**INFORMATION PROVIDED:**
────────────────────────────────────────
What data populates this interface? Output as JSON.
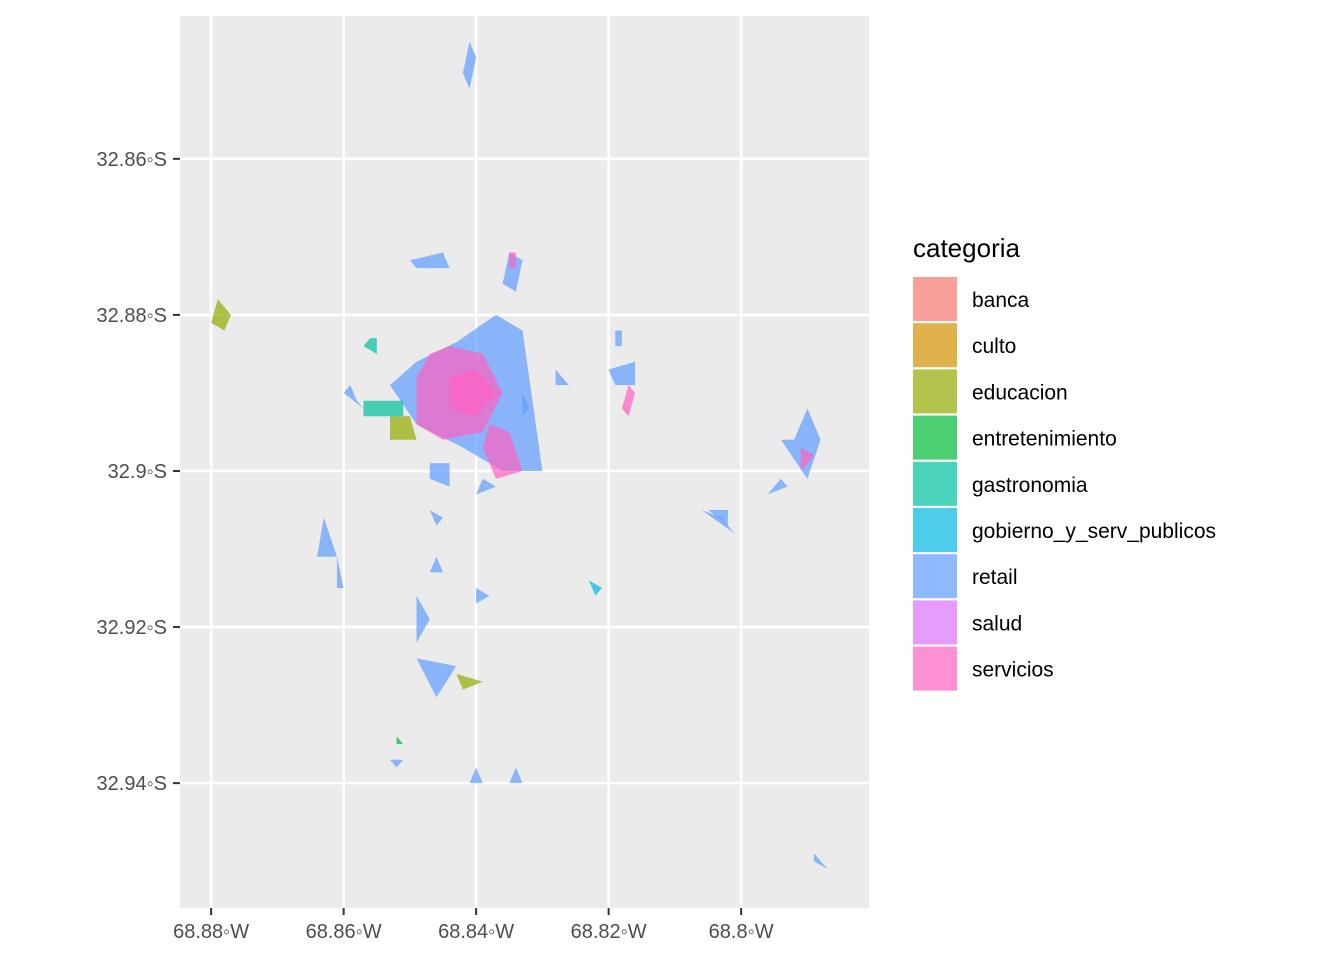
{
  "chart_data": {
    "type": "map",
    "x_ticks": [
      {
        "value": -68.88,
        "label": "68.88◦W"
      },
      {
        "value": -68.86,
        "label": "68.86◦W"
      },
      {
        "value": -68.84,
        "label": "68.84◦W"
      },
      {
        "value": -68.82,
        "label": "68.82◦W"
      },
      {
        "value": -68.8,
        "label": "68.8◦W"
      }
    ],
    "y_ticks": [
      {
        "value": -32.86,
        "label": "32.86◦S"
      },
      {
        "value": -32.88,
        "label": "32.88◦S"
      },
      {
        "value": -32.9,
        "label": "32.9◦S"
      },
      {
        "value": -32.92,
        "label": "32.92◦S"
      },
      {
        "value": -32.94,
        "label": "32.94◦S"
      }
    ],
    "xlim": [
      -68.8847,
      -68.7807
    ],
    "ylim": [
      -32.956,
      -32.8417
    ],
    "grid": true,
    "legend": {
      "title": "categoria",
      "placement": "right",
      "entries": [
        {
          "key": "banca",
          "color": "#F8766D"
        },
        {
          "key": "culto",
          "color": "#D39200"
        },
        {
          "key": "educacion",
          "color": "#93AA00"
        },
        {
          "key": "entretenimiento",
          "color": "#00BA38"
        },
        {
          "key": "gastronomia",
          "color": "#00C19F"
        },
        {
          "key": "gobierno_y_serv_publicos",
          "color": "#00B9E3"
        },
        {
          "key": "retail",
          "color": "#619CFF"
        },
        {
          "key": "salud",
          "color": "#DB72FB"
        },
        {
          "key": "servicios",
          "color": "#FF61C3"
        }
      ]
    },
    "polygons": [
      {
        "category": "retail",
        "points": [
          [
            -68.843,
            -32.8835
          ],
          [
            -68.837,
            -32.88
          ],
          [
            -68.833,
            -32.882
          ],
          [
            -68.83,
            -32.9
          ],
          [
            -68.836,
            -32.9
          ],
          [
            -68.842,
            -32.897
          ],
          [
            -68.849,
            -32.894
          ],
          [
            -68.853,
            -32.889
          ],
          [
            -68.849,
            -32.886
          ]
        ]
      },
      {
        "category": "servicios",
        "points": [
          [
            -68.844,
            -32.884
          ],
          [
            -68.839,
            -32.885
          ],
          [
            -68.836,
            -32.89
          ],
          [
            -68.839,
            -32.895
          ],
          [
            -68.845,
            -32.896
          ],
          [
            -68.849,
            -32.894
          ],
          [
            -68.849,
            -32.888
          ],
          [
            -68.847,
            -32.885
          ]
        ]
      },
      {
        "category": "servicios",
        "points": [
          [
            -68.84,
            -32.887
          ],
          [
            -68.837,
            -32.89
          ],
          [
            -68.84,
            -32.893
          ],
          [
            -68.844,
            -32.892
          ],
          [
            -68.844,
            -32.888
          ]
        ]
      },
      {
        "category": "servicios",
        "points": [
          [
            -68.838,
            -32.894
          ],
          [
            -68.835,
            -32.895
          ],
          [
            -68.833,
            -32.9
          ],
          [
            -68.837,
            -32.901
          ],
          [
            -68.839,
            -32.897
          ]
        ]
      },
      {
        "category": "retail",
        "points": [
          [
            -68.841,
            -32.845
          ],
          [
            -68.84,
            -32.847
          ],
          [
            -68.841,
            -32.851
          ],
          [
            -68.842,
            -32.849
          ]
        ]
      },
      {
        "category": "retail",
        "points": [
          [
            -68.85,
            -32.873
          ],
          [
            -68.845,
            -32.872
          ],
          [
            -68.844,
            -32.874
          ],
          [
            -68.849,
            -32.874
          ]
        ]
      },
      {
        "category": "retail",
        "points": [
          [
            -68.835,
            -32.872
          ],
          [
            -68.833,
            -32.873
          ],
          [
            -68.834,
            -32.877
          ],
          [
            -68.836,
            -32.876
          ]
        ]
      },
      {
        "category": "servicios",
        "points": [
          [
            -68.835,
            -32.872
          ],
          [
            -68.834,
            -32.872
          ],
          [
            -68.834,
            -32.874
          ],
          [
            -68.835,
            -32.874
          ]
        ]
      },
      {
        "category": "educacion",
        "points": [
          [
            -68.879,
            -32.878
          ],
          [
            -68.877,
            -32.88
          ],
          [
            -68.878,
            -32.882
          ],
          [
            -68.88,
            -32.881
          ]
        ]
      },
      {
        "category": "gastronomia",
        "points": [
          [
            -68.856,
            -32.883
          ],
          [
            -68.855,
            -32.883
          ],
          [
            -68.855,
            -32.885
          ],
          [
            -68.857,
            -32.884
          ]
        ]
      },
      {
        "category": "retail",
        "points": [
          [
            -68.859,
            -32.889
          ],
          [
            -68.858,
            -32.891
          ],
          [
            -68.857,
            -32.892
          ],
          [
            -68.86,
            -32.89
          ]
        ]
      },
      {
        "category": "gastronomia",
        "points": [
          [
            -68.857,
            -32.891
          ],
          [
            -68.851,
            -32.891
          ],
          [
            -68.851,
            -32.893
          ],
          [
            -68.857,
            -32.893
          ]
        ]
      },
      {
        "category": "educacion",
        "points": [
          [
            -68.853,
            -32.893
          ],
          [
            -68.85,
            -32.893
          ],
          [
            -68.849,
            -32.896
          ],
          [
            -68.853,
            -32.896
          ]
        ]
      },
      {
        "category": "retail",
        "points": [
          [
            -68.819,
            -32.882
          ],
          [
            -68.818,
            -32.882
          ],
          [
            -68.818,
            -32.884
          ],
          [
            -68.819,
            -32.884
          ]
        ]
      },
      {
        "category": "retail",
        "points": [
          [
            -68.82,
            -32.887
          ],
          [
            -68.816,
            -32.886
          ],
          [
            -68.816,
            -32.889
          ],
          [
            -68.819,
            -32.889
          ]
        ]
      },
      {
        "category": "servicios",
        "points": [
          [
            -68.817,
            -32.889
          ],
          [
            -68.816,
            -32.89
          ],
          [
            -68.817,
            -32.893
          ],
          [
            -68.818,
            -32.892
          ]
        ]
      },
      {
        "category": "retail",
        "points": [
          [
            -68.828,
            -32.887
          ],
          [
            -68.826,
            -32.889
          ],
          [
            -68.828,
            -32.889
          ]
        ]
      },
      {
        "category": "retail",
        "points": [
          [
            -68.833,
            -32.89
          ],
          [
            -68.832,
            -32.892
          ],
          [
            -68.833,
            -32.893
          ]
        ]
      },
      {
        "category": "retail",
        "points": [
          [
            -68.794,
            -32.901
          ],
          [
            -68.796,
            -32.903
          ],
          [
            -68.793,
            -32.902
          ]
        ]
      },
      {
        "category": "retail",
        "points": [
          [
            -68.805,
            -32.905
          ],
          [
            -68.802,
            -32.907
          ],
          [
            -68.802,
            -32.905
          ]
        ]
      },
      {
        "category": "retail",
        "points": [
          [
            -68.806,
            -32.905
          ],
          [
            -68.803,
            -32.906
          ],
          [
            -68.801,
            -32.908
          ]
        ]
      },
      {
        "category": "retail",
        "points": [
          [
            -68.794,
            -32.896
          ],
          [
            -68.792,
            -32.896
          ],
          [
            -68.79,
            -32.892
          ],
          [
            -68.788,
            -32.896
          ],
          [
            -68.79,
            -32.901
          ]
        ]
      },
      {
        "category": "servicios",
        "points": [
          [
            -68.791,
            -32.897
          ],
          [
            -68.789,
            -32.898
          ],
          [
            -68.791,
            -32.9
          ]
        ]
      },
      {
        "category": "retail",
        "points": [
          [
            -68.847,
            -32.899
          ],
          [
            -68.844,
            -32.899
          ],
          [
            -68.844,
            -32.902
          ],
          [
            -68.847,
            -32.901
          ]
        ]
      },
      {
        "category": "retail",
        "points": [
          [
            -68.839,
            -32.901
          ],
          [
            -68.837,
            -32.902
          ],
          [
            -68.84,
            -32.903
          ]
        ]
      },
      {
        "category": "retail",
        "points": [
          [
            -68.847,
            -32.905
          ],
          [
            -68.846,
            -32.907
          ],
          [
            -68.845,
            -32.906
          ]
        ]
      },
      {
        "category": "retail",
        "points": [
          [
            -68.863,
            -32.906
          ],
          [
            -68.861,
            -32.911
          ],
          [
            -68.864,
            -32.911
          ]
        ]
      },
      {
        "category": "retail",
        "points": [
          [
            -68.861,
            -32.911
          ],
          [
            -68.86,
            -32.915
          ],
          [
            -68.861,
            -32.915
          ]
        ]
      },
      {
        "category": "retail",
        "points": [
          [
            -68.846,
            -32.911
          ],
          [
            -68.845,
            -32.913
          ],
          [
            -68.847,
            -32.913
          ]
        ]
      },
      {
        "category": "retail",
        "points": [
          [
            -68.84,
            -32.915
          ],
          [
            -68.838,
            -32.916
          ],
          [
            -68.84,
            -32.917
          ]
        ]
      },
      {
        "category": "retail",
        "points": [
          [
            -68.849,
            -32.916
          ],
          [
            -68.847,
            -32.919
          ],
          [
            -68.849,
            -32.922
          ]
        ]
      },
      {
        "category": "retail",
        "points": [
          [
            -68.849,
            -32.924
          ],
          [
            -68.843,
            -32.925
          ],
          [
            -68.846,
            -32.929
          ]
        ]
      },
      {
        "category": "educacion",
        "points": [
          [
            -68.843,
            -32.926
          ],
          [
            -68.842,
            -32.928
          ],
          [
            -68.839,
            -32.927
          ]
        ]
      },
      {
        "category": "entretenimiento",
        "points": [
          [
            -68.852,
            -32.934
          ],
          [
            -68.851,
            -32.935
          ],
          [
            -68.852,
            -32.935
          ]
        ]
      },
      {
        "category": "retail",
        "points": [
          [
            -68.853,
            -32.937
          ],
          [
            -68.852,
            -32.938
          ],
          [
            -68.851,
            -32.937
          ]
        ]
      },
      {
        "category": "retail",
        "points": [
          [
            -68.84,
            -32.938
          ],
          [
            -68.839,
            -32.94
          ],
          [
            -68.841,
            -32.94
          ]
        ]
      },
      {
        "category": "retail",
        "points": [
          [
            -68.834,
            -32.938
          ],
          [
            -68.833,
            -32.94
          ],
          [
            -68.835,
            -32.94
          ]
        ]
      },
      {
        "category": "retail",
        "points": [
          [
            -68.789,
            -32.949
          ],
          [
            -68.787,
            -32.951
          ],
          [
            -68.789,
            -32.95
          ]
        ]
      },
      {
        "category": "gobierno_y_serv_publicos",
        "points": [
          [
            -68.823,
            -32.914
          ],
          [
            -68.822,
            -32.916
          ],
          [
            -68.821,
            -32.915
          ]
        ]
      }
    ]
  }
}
────────────────────────────────────────
**WHAT IS NEEDED:**
Copy out each line of the records where the string "label" appears.

**FINISHED EXERCISE:**
        "label": "68.88◦W"
        "label": "68.86◦W"
        "label": "68.84◦W"
        "label": "68.82◦W"
        "label": "68.8◦W"
        "label": "32.86◦S"
        "label": "32.88◦S"
        "label": "32.9◦S"
        "label": "32.92◦S"
        "label": "32.94◦S"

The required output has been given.